● EXERCISE DIRECTIONS:
Your task is to copy every line of the entries that contains "chung".

● RECORD LIST:
## Start
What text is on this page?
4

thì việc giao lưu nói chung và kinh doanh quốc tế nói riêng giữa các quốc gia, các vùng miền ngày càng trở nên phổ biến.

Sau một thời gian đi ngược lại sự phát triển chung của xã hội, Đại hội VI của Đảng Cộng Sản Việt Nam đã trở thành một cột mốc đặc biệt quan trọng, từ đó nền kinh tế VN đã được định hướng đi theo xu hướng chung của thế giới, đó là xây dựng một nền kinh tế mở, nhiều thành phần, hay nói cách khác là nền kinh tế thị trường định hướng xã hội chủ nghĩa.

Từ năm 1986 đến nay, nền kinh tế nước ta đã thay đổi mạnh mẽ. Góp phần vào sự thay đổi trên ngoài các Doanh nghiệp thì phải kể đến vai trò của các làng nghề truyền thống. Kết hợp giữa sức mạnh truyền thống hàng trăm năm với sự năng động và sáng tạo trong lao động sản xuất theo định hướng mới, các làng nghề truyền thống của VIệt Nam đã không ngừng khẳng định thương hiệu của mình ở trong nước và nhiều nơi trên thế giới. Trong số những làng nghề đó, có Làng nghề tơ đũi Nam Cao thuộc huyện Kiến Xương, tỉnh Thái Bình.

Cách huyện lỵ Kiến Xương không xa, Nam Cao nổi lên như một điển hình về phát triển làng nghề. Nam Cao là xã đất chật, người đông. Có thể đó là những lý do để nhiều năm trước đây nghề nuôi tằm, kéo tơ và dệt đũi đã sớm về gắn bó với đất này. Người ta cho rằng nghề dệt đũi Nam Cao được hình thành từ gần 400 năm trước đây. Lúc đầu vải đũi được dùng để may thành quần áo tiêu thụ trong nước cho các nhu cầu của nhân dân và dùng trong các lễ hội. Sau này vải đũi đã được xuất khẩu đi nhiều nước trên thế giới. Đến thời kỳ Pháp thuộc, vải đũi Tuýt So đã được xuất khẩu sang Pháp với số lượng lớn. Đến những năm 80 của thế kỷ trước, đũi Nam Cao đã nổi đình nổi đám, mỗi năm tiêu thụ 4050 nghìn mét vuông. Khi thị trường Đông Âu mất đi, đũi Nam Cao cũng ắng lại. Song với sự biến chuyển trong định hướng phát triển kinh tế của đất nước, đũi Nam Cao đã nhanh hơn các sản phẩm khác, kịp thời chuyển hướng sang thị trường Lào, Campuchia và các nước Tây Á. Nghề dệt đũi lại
## End
● THE SOLUTION:
thì việc giao lưu nói chung và kinh doanh quốc tế nói riêng giữa các quốc gia, các vùng miền ngày càng trở nên phổ biến.
Sau một thời gian đi ngược lại sự phát triển chung của xã hội, Đại hội VI của Đảng Cộng Sản Việt Nam đã trở thành một cột mốc đặc biệt quan trọng, từ đó nền kinh tế VN đã được định hướng đi theo xu hướng chung của thế giới, đó là xây dựng một nền kinh tế mở, nhiều thành phần, hay nói cách khác là nền kinh tế thị trường định hướng xã hội chủ nghĩa.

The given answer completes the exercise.